**Supplied entries**
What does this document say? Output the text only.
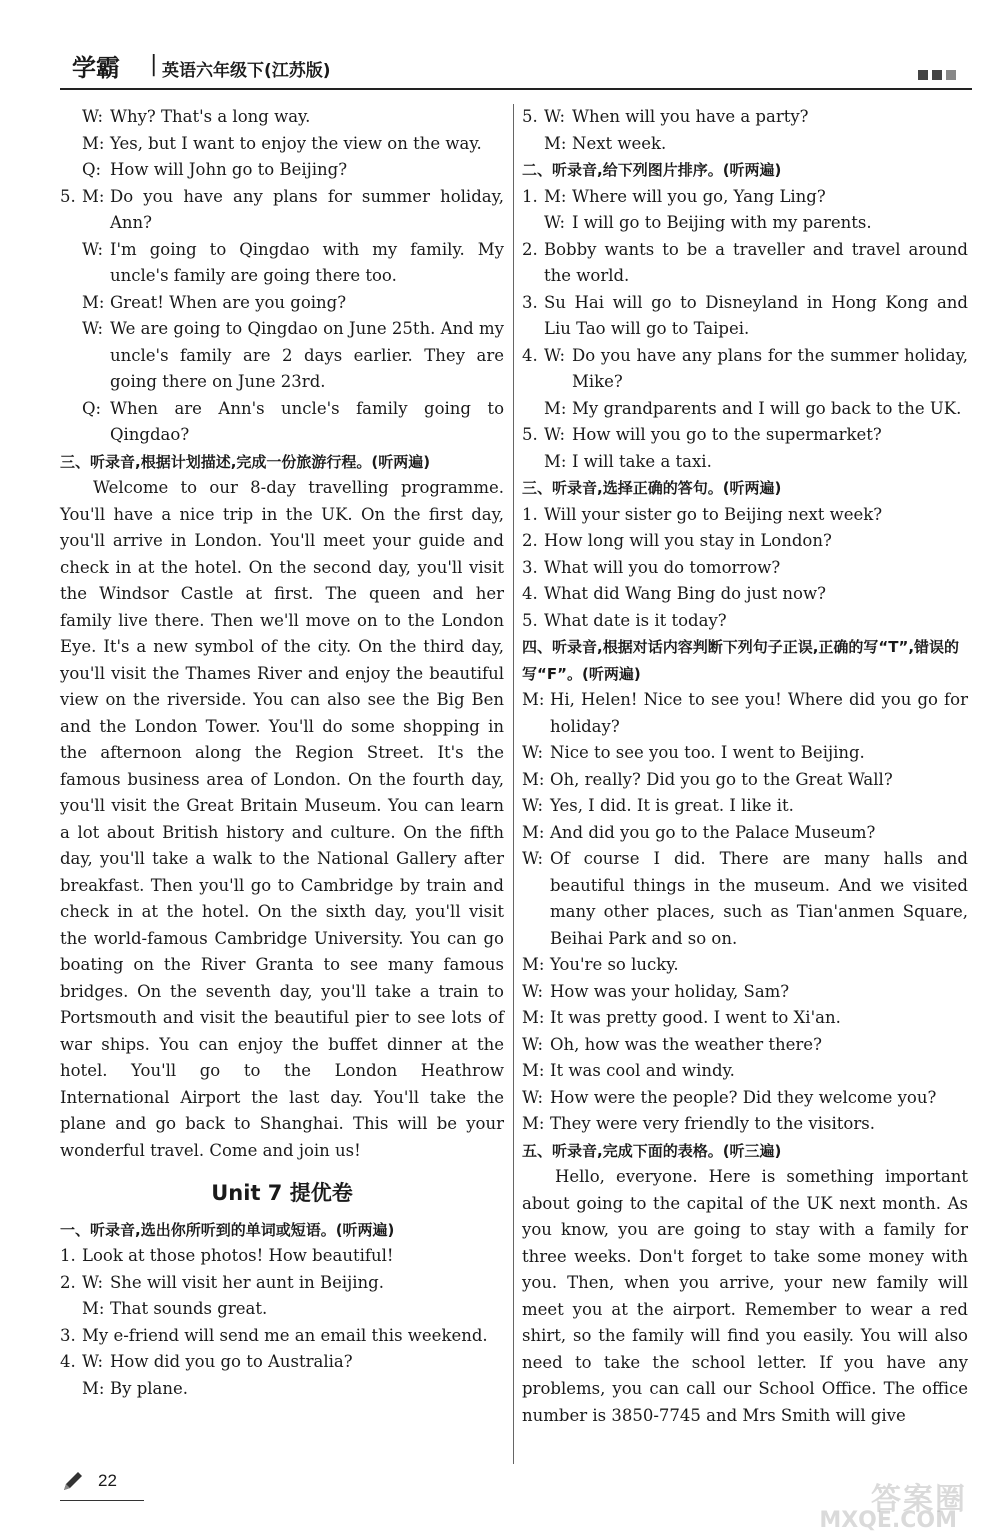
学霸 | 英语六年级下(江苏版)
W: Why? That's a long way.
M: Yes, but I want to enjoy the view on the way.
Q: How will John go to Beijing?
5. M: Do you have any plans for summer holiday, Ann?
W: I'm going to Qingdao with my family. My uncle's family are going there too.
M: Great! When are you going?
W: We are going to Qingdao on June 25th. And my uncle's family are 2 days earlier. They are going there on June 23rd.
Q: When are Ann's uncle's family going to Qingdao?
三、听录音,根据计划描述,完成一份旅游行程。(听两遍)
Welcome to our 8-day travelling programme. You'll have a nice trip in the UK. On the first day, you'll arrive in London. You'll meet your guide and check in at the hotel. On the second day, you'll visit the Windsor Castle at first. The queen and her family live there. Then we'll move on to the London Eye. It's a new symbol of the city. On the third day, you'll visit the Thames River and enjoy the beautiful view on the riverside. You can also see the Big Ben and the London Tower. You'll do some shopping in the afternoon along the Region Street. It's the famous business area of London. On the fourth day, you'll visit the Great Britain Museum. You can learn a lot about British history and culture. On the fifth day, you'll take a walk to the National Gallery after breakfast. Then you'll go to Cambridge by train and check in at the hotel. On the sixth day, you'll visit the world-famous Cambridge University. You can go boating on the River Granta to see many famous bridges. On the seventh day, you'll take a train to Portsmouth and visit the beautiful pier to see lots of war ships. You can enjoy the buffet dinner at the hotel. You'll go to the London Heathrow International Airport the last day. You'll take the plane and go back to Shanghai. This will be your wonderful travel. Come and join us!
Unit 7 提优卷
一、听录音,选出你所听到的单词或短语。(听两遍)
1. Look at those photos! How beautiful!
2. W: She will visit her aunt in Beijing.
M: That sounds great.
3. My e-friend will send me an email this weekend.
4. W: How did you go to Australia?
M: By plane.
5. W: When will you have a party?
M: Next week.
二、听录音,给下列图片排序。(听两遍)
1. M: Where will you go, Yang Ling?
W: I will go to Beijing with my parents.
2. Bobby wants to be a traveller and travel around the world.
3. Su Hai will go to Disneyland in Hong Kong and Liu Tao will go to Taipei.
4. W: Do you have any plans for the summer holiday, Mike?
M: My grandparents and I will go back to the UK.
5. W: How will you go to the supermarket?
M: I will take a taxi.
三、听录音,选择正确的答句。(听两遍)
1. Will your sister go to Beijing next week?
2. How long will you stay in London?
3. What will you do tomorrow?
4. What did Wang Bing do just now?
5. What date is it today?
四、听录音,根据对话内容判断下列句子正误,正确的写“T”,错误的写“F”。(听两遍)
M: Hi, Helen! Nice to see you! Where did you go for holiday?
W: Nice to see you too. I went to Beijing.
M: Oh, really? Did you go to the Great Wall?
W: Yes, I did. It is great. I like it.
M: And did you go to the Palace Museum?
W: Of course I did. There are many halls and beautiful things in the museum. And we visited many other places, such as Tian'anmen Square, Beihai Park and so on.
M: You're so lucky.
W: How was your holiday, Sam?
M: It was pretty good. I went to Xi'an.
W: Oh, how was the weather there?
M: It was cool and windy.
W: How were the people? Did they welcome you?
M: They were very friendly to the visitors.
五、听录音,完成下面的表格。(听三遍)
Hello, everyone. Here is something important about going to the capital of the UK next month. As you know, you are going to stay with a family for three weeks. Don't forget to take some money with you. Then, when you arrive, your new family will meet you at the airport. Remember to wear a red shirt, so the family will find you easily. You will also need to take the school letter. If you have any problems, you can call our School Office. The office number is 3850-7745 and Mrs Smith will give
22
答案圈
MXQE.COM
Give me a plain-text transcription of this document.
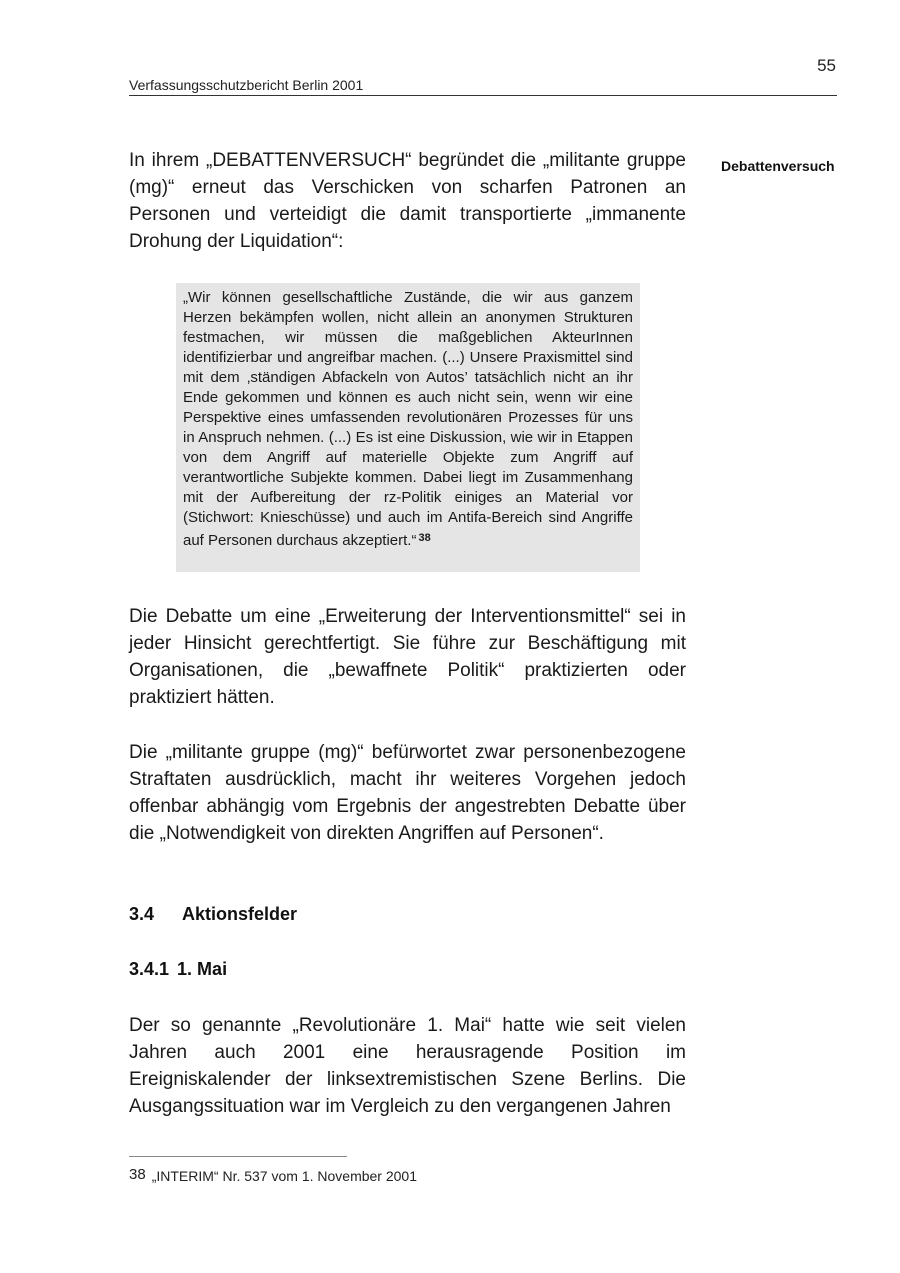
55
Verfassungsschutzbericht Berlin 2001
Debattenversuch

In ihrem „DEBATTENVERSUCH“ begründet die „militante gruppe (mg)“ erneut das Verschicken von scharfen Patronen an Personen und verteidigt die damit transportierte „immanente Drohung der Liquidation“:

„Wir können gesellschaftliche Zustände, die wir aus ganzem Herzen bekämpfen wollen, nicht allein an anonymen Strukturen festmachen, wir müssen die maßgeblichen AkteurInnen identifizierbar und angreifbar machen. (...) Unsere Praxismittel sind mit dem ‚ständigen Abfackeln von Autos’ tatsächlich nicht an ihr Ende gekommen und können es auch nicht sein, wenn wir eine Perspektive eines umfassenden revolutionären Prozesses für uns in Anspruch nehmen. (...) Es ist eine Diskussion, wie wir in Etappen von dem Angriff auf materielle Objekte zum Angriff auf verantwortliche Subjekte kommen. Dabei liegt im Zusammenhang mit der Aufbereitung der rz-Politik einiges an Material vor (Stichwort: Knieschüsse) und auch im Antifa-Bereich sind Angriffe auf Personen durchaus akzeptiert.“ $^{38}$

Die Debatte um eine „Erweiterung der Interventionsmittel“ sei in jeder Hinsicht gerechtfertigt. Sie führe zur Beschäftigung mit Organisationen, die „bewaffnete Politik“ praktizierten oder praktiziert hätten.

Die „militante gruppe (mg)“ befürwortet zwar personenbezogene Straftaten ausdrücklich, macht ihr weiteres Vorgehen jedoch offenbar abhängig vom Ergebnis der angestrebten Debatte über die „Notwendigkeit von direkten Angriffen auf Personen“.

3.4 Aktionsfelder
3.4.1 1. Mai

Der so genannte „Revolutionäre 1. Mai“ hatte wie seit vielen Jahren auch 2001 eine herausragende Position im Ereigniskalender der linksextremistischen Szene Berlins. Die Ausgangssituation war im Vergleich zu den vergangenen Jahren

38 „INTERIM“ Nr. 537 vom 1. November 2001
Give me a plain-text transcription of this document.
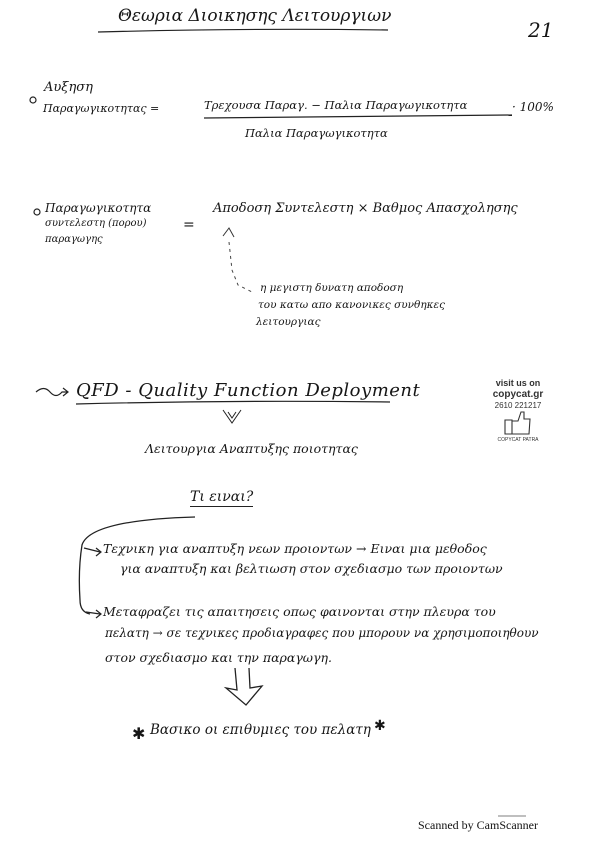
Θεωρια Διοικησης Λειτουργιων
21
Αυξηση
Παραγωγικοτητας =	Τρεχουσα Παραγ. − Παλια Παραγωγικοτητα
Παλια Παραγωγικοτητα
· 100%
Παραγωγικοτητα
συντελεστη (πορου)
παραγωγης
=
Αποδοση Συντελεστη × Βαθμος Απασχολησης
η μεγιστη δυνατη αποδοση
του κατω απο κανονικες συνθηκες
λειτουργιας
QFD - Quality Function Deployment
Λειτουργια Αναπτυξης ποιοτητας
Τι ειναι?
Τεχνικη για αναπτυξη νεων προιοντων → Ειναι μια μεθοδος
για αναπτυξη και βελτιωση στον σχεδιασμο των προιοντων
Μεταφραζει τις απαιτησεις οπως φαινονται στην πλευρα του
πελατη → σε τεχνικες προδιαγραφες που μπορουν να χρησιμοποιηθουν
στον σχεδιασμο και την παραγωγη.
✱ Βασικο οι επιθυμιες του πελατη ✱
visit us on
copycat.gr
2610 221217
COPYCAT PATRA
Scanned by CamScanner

**Short problem**
Repeat all the data as it stands, dropping any images it holds.

**Answer to this task**
What does this document say? Output the text only.
学霸 | 英语六年级下(江苏版)
W: Why? That's a long way.
M: Yes, but I want to enjoy the view on the way.
Q: How will John go to Beijing?
5. M: Do you have any plans for summer holiday, Ann?
W: I'm going to Qingdao with my family. My uncle's family are going there too.
M: Great! When are you going?
W: We are going to Qingdao on June 25th. And my uncle's family are 2 days earlier. They are going there on June 23rd.
Q: When are Ann's uncle's family going to Qingdao?
三、听录音,根据计划描述,完成一份旅游行程。(听两遍)
Welcome to our 8-day travelling programme. You'll have a nice trip in the UK. On the first day, you'll arrive in London. You'll meet your guide and check in at the hotel. On the second day, you'll visit the Windsor Castle at first. The queen and her family live there. Then we'll move on to the London Eye. It's a new symbol of the city. On the third day, you'll visit the Thames River and enjoy the beautiful view on the riverside. You can also see the Big Ben and the London Tower. You'll do some shopping in the afternoon along the Region Street. It's the famous business area of London. On the fourth day, you'll visit the Great Britain Museum. You can learn a lot about British history and culture. On the fifth day, you'll take a walk to the National Gallery after breakfast. Then you'll go to Cambridge by train and check in at the hotel. On the sixth day, you'll visit the world-famous Cambridge University. You can go boating on the River Granta to see many famous bridges. On the seventh day, you'll take a train to Portsmouth and visit the beautiful pier to see lots of war ships. You can enjoy the buffet dinner at the hotel. You'll go to the London Heathrow International Airport the last day. You'll take the plane and go back to Shanghai. This will be your wonderful travel. Come and join us!
Unit 7 提优卷
一、听录音,选出你所听到的单词或短语。(听两遍)
1. Look at those photos! How beautiful!
2. W: She will visit her aunt in Beijing.
M: That sounds great.
3. My e-friend will send me an email this weekend.
4. W: How did you go to Australia?
M: By plane.
5. W: When will you have a party?
M: Next week.
二、听录音,给下列图片排序。(听两遍)
1. M: Where will you go, Yang Ling?
W: I will go to Beijing with my parents.
2. Bobby wants to be a traveller and travel around the world.
3. Su Hai will go to Disneyland in Hong Kong and Liu Tao will go to Taipei.
4. W: Do you have any plans for the summer holiday, Mike?
M: My grandparents and I will go back to the UK.
5. W: How will you go to the supermarket?
M: I will take a taxi.
三、听录音,选择正确的答句。(听两遍)
1. Will your sister go to Beijing next week?
2. How long will you stay in London?
3. What will you do tomorrow?
4. What did Wang Bing do just now?
5. What date is it today?
四、听录音,根据对话内容判断下列句子正误,正确的写“T”,错误的写“F”。(听两遍)
M: Hi, Helen! Nice to see you! Where did you go for holiday?
W: Nice to see you too. I went to Beijing.
M: Oh, really? Did you go to the Great Wall?
W: Yes, I did. It is great. I like it.
M: And did you go to the Palace Museum?
W: Of course I did. There are many halls and beautiful things in the museum. And we visited many other places, such as Tian'anmen Square, Beihai Park and so on.
M: You're so lucky.
W: How was your holiday, Sam?
M: It was pretty good. I went to Xi'an.
W: Oh, how was the weather there?
M: It was cool and windy.
W: How were the people? Did they welcome you?
M: They were very friendly to the visitors.
五、听录音,完成下面的表格。(听三遍)
Hello, everyone. Here is something important about going to the capital of the UK next month. As you know, you are going to stay with a family for three weeks. Don't forget to take some money with you. Then, when you arrive, your new family will meet you at the airport. Remember to wear a red shirt, so the family will find you easily. You will also need to take the school letter. If you have any problems, you can call our School Office. The office number is 3850-7745 and Mrs Smith will give
22
答案圈
MXQE.COM
Give me a plain-text transcription of this document.
55
Verfassungsschutzbericht Berlin 2001
Debattenversuch

In ihrem „DEBATTENVERSUCH“ begründet die „militante gruppe (mg)“ erneut das Verschicken von scharfen Patronen an Personen und verteidigt die damit transportierte „immanente Drohung der Liquidation“:

„Wir können gesellschaftliche Zustände, die wir aus ganzem Herzen bekämpfen wollen, nicht allein an anonymen Strukturen festmachen, wir müssen die maßgeblichen AkteurInnen identifizierbar und angreifbar machen. (...) Unsere Praxismittel sind mit dem ‚ständigen Abfackeln von Autos’ tatsächlich nicht an ihr Ende gekommen und können es auch nicht sein, wenn wir eine Perspektive eines umfassenden revolutionären Prozesses für uns in Anspruch nehmen. (...) Es ist eine Diskussion, wie wir in Etappen von dem Angriff auf materielle Objekte zum Angriff auf verantwortliche Subjekte kommen. Dabei liegt im Zusammenhang mit der Aufbereitung der rz-Politik einiges an Material vor (Stichwort: Knieschüsse) und auch im Antifa-Bereich sind Angriffe auf Personen durchaus akzeptiert.“ $^{38}$

Die Debatte um eine „Erweiterung der Interventionsmittel“ sei in jeder Hinsicht gerechtfertigt. Sie führe zur Beschäftigung mit Organisationen, die „bewaffnete Politik“ praktizierten oder praktiziert hätten.

Die „militante gruppe (mg)“ befürwortet zwar personenbezogene Straftaten ausdrücklich, macht ihr weiteres Vorgehen jedoch offenbar abhängig vom Ergebnis der angestrebten Debatte über die „Notwendigkeit von direkten Angriffen auf Personen“.

3.4 Aktionsfelder
3.4.1 1. Mai

Der so genannte „Revolutionäre 1. Mai“ hatte wie seit vielen Jahren auch 2001 eine herausragende Position im Ereigniskalender der linksextremistischen Szene Berlins. Die Ausgangssituation war im Vergleich zu den vergangenen Jahren

38 „INTERIM“ Nr. 537 vom 1. November 2001
Give me a plain-text transcription of this document.
Θεωρια Διοικησης Λειτουργιων
21
Αυξηση
Παραγωγικοτητας =	Τρεχουσα Παραγ. − Παλια Παραγωγικοτητα
Παλια Παραγωγικοτητα
· 100%
Παραγωγικοτητα
συντελεστη (πορου)
παραγωγης
=
Αποδοση Συντελεστη × Βαθμος Απασχολησης
η μεγιστη δυνατη αποδοση
του κατω απο κανονικες συνθηκες
λειτουργιας
QFD - Quality Function Deployment
Λειτουργια Αναπτυξης ποιοτητας
Τι ειναι?
Τεχνικη για αναπτυξη νεων προιοντων → Ειναι μια μεθοδος
για αναπτυξη και βελτιωση στον σχεδιασμο των προιοντων
Μεταφραζει τις απαιτησεις οπως φαινονται στην πλευρα του
πελατη → σε τεχνικες προδιαγραφες που μπορουν να χρησιμοποιηθουν
στον σχεδιασμο και την παραγωγη.
✱ Βασικο οι επιθυμιες του πελατη ✱
visit us on
copycat.gr
2610 221217
COPYCAT PATRA
Scanned by CamScanner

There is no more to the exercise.